Material for this task>
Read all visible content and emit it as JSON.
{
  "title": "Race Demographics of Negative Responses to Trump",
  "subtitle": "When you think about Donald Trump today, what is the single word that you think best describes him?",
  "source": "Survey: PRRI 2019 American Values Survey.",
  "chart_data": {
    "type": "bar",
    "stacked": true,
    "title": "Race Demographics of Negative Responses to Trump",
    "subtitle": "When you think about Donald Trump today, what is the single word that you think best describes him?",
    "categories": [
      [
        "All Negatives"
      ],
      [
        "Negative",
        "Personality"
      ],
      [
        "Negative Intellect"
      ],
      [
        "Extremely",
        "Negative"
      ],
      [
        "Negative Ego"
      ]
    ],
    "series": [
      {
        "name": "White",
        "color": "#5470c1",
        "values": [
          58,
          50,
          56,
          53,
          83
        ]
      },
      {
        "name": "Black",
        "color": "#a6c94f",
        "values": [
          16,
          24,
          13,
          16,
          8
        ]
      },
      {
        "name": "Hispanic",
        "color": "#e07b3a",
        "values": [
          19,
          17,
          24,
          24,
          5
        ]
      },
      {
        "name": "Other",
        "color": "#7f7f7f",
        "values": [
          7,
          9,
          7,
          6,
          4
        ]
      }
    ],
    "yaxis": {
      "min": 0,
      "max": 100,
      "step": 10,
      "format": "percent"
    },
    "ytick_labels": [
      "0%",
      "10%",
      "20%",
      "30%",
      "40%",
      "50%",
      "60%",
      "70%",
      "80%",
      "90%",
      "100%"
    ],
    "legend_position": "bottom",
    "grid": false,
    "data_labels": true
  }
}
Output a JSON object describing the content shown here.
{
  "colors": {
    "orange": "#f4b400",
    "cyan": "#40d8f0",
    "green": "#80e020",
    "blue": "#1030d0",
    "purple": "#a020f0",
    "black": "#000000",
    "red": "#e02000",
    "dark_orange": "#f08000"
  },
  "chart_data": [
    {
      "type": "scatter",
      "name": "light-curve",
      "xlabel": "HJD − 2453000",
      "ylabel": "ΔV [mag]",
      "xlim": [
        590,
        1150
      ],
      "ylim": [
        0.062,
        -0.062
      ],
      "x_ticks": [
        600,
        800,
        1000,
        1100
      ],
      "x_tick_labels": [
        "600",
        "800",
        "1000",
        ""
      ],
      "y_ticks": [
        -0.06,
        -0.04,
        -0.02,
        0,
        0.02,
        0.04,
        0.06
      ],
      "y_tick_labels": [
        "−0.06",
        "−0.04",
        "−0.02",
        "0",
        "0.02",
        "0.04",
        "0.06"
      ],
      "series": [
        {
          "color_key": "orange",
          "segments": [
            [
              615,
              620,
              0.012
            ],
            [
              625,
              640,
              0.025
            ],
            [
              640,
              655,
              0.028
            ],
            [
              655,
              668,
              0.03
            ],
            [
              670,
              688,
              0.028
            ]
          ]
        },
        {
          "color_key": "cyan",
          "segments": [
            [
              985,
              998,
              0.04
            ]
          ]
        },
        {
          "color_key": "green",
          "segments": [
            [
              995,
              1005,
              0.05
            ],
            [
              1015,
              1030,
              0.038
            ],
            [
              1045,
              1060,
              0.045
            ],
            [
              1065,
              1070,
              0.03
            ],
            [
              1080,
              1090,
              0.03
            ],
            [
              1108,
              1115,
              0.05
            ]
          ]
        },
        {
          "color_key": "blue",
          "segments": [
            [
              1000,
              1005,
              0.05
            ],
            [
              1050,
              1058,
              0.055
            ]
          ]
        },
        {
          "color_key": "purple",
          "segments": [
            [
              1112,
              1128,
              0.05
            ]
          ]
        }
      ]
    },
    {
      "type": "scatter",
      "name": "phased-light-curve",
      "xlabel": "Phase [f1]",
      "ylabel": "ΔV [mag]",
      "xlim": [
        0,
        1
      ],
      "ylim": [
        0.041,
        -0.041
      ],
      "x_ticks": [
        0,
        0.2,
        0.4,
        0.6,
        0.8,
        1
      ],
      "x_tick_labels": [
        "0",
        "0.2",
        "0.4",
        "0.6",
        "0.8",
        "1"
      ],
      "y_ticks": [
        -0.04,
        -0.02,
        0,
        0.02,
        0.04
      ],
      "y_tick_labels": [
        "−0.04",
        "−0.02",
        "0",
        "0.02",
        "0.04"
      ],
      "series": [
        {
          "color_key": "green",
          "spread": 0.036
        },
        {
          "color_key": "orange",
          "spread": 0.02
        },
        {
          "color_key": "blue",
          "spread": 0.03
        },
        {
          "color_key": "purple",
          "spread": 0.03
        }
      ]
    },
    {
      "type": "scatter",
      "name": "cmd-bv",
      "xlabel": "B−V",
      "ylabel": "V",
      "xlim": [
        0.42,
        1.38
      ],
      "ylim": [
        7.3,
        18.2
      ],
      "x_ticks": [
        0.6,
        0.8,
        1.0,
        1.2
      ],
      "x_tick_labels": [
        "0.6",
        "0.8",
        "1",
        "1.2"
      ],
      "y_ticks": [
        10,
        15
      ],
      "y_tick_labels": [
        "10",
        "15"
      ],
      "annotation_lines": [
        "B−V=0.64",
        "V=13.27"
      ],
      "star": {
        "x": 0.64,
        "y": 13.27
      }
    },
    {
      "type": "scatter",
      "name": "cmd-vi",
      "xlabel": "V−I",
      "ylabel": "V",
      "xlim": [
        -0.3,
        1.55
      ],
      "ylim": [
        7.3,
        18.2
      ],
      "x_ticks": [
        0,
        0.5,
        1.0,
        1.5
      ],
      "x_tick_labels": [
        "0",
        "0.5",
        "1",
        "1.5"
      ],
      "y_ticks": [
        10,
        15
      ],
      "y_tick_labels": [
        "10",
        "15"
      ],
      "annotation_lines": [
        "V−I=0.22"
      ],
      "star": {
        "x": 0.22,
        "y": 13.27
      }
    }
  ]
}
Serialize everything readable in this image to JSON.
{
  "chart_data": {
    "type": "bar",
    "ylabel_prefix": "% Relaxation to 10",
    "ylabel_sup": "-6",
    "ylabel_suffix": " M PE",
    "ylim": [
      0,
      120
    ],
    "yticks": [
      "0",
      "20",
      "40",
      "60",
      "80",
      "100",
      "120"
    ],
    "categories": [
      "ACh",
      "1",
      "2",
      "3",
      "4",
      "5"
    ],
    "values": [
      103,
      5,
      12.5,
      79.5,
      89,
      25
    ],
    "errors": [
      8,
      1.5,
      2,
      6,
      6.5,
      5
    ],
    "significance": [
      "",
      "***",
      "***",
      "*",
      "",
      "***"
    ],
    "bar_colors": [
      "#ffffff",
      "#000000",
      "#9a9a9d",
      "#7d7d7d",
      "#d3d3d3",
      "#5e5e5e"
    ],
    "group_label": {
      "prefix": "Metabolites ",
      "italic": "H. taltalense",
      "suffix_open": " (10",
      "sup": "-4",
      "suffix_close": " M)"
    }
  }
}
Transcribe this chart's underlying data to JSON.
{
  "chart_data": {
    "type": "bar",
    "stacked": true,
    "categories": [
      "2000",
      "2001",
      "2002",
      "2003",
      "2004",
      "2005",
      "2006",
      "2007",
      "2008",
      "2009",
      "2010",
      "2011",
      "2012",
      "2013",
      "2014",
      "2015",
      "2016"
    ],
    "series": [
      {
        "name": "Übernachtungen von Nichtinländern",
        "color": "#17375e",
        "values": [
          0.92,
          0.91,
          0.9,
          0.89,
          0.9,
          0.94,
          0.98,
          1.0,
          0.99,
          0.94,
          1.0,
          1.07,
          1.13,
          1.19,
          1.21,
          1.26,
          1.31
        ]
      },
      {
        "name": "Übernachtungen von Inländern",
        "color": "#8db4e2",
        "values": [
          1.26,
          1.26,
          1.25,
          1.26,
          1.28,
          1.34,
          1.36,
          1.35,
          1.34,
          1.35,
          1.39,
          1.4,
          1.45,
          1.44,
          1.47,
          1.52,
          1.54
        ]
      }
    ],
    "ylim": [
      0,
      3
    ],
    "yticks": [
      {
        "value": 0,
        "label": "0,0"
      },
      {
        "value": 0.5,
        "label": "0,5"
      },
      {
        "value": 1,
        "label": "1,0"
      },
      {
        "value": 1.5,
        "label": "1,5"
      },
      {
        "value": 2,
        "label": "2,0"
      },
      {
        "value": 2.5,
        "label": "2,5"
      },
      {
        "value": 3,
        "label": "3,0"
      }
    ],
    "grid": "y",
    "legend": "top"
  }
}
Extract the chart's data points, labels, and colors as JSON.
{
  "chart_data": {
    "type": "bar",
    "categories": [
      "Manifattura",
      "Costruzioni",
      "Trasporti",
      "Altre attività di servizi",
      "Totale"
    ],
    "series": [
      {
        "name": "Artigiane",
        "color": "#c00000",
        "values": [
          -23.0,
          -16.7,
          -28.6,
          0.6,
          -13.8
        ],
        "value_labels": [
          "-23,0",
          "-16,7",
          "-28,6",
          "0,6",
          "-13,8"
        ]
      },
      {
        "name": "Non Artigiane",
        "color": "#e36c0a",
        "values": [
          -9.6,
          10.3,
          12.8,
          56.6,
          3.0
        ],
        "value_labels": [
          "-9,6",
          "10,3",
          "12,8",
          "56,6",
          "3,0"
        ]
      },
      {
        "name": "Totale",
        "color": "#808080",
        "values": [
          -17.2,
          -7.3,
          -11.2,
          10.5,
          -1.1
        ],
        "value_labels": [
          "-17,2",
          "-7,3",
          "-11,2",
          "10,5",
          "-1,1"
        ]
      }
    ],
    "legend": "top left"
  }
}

What the task requires>
Look through the entries above and report each line where the string "that" occurs.

Exercise answer>
  "subtitle": "When you think about Donald Trump today, what is the single word that you think best describes him?",
    "subtitle": "When you think about Donald Trump today, what is the single word that you think best describes him?",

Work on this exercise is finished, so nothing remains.